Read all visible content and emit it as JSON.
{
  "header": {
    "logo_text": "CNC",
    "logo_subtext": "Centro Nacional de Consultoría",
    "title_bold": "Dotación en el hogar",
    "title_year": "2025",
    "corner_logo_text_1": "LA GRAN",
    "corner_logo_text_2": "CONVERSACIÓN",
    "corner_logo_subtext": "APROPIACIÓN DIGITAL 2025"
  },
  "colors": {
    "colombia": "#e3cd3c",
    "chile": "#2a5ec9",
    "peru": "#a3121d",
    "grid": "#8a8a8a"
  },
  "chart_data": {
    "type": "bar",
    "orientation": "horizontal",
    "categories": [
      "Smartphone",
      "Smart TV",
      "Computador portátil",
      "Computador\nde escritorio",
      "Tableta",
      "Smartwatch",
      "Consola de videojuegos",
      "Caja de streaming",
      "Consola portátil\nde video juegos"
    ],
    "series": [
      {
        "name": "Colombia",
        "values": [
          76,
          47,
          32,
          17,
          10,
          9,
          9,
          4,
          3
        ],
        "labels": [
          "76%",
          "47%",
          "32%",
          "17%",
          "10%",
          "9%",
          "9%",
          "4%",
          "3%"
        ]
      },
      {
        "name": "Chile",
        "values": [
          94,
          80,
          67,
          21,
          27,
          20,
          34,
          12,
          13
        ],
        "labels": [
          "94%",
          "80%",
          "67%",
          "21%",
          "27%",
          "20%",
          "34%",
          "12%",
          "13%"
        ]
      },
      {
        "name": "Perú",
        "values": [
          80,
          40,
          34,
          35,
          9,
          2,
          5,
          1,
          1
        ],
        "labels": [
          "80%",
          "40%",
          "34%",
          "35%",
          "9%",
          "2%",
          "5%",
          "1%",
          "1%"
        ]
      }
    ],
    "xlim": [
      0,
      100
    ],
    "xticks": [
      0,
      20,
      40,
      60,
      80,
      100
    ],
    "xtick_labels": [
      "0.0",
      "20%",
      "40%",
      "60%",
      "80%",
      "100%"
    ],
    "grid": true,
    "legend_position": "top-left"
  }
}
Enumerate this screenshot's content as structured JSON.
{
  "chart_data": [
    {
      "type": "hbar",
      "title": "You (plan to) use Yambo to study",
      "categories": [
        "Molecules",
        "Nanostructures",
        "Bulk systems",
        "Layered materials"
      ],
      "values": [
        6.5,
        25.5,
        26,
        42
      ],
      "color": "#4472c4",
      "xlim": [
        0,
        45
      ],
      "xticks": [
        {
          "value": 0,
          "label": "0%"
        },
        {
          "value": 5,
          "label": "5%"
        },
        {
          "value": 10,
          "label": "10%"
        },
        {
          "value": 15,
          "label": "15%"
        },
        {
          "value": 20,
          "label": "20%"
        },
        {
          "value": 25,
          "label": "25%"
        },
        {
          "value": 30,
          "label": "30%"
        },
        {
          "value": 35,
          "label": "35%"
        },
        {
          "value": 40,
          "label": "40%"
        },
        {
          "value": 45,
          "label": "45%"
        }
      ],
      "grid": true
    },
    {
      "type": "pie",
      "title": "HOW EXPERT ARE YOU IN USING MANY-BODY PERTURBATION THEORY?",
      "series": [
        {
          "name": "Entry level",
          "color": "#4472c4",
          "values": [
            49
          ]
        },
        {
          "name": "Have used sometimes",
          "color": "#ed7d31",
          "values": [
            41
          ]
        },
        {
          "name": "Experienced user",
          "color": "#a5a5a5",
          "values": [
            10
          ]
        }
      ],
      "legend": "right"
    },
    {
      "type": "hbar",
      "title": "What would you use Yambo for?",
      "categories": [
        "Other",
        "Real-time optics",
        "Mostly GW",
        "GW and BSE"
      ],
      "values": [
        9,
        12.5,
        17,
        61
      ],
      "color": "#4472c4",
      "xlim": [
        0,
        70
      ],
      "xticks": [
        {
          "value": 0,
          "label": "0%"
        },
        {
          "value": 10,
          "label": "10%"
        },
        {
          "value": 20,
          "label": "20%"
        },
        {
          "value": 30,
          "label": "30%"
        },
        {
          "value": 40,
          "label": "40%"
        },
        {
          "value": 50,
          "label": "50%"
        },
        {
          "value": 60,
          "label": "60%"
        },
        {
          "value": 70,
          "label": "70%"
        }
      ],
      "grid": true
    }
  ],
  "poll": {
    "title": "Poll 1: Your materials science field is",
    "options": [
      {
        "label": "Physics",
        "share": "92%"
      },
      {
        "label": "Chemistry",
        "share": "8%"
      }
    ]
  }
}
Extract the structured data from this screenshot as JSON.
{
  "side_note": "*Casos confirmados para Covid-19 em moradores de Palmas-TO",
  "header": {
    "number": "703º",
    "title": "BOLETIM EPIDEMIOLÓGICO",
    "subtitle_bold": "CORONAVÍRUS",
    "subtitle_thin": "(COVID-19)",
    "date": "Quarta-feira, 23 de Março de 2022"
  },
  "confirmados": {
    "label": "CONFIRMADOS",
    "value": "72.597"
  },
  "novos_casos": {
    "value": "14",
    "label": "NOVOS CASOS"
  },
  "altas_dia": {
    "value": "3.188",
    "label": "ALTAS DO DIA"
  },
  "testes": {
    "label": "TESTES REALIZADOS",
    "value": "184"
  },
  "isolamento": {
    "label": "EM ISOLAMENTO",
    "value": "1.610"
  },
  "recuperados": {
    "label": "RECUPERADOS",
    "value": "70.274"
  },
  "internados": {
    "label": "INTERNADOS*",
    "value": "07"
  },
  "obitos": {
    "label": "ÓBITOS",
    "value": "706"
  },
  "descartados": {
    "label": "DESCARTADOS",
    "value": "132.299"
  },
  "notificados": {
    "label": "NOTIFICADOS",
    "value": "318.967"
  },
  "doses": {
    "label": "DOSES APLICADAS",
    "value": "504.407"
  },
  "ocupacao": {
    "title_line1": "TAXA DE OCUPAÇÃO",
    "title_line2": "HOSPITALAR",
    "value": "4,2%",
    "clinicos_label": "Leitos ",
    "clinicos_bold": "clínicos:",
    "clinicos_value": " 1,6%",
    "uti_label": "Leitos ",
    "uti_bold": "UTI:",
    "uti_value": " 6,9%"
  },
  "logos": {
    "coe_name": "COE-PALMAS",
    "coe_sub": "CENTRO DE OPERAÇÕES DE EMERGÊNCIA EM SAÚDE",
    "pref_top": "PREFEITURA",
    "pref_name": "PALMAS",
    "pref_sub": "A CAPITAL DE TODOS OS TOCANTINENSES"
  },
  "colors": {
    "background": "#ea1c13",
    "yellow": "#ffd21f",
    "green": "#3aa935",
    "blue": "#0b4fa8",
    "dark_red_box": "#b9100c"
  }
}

# Your objective
Output an exact copy of each record.

# The reply
Read all visible content and emit it as JSON.
{
  "header": {
    "logo_text": "CNC",
    "logo_subtext": "Centro Nacional de Consultoría",
    "title_bold": "Dotación en el hogar",
    "title_year": "2025",
    "corner_logo_text_1": "LA GRAN",
    "corner_logo_text_2": "CONVERSACIÓN",
    "corner_logo_subtext": "APROPIACIÓN DIGITAL 2025"
  },
  "colors": {
    "colombia": "#e3cd3c",
    "chile": "#2a5ec9",
    "peru": "#a3121d",
    "grid": "#8a8a8a"
  },
  "chart_data": {
    "type": "bar",
    "orientation": "horizontal",
    "categories": [
      "Smartphone",
      "Smart TV",
      "Computador portátil",
      "Computador\nde escritorio",
      "Tableta",
      "Smartwatch",
      "Consola de videojuegos",
      "Caja de streaming",
      "Consola portátil\nde video juegos"
    ],
    "series": [
      {
        "name": "Colombia",
        "values": [
          76,
          47,
          32,
          17,
          10,
          9,
          9,
          4,
          3
        ],
        "labels": [
          "76%",
          "47%",
          "32%",
          "17%",
          "10%",
          "9%",
          "9%",
          "4%",
          "3%"
        ]
      },
      {
        "name": "Chile",
        "values": [
          94,
          80,
          67,
          21,
          27,
          20,
          34,
          12,
          13
        ],
        "labels": [
          "94%",
          "80%",
          "67%",
          "21%",
          "27%",
          "20%",
          "34%",
          "12%",
          "13%"
        ]
      },
      {
        "name": "Perú",
        "values": [
          80,
          40,
          34,
          35,
          9,
          2,
          5,
          1,
          1
        ],
        "labels": [
          "80%",
          "40%",
          "34%",
          "35%",
          "9%",
          "2%",
          "5%",
          "1%",
          "1%"
        ]
      }
    ],
    "xlim": [
      0,
      100
    ],
    "xticks": [
      0,
      20,
      40,
      60,
      80,
      100
    ],
    "xtick_labels": [
      "0.0",
      "20%",
      "40%",
      "60%",
      "80%",
      "100%"
    ],
    "grid": true,
    "legend_position": "top-left"
  }
}
Enumerate this screenshot's content as structured JSON.
{
  "chart_data": [
    {
      "type": "hbar",
      "title": "You (plan to) use Yambo to study",
      "categories": [
        "Molecules",
        "Nanostructures",
        "Bulk systems",
        "Layered materials"
      ],
      "values": [
        6.5,
        25.5,
        26,
        42
      ],
      "color": "#4472c4",
      "xlim": [
        0,
        45
      ],
      "xticks": [
        {
          "value": 0,
          "label": "0%"
        },
        {
          "value": 5,
          "label": "5%"
        },
        {
          "value": 10,
          "label": "10%"
        },
        {
          "value": 15,
          "label": "15%"
        },
        {
          "value": 20,
          "label": "20%"
        },
        {
          "value": 25,
          "label": "25%"
        },
        {
          "value": 30,
          "label": "30%"
        },
        {
          "value": 35,
          "label": "35%"
        },
        {
          "value": 40,
          "label": "40%"
        },
        {
          "value": 45,
          "label": "45%"
        }
      ],
      "grid": true
    },
    {
      "type": "pie",
      "title": "HOW EXPERT ARE YOU IN USING MANY-BODY PERTURBATION THEORY?",
      "series": [
        {
          "name": "Entry level",
          "color": "#4472c4",
          "values": [
            49
          ]
        },
        {
          "name": "Have used sometimes",
          "color": "#ed7d31",
          "values": [
            41
          ]
        },
        {
          "name": "Experienced user",
          "color": "#a5a5a5",
          "values": [
            10
          ]
        }
      ],
      "legend": "right"
    },
    {
      "type": "hbar",
      "title": "What would you use Yambo for?",
      "categories": [
        "Other",
        "Real-time optics",
        "Mostly GW",
        "GW and BSE"
      ],
      "values": [
        9,
        12.5,
        17,
        61
      ],
      "color": "#4472c4",
      "xlim": [
        0,
        70
      ],
      "xticks": [
        {
          "value": 0,
          "label": "0%"
        },
        {
          "value": 10,
          "label": "10%"
        },
        {
          "value": 20,
          "label": "20%"
        },
        {
          "value": 30,
          "label": "30%"
        },
        {
          "value": 40,
          "label": "40%"
        },
        {
          "value": 50,
          "label": "50%"
        },
        {
          "value": 60,
          "label": "60%"
        },
        {
          "value": 70,
          "label": "70%"
        }
      ],
      "grid": true
    }
  ],
  "poll": {
    "title": "Poll 1: Your materials science field is",
    "options": [
      {
        "label": "Physics",
        "share": "92%"
      },
      {
        "label": "Chemistry",
        "share": "8%"
      }
    ]
  }
}
Extract the structured data from this screenshot as JSON.
{
  "side_note": "*Casos confirmados para Covid-19 em moradores de Palmas-TO",
  "header": {
    "number": "703º",
    "title": "BOLETIM EPIDEMIOLÓGICO",
    "subtitle_bold": "CORONAVÍRUS",
    "subtitle_thin": "(COVID-19)",
    "date": "Quarta-feira, 23 de Março de 2022"
  },
  "confirmados": {
    "label": "CONFIRMADOS",
    "value": "72.597"
  },
  "novos_casos": {
    "value": "14",
    "label": "NOVOS CASOS"
  },
  "altas_dia": {
    "value": "3.188",
    "label": "ALTAS DO DIA"
  },
  "testes": {
    "label": "TESTES REALIZADOS",
    "value": "184"
  },
  "isolamento": {
    "label": "EM ISOLAMENTO",
    "value": "1.610"
  },
  "recuperados": {
    "label": "RECUPERADOS",
    "value": "70.274"
  },
  "internados": {
    "label": "INTERNADOS*",
    "value": "07"
  },
  "obitos": {
    "label": "ÓBITOS",
    "value": "706"
  },
  "descartados": {
    "label": "DESCARTADOS",
    "value": "132.299"
  },
  "notificados": {
    "label": "NOTIFICADOS",
    "value": "318.967"
  },
  "doses": {
    "label": "DOSES APLICADAS",
    "value": "504.407"
  },
  "ocupacao": {
    "title_line1": "TAXA DE OCUPAÇÃO",
    "title_line2": "HOSPITALAR",
    "value": "4,2%",
    "clinicos_label": "Leitos ",
    "clinicos_bold": "clínicos:",
    "clinicos_value": " 1,6%",
    "uti_label": "Leitos ",
    "uti_bold": "UTI:",
    "uti_value": " 6,9%"
  },
  "logos": {
    "coe_name": "COE-PALMAS",
    "coe_sub": "CENTRO DE OPERAÇÕES DE EMERGÊNCIA EM SAÚDE",
    "pref_top": "PREFEITURA",
    "pref_name": "PALMAS",
    "pref_sub": "A CAPITAL DE TODOS OS TOCANTINENSES"
  },
  "colors": {
    "background": "#ea1c13",
    "yellow": "#ffd21f",
    "green": "#3aa935",
    "blue": "#0b4fa8",
    "dark_red_box": "#b9100c"
  }
}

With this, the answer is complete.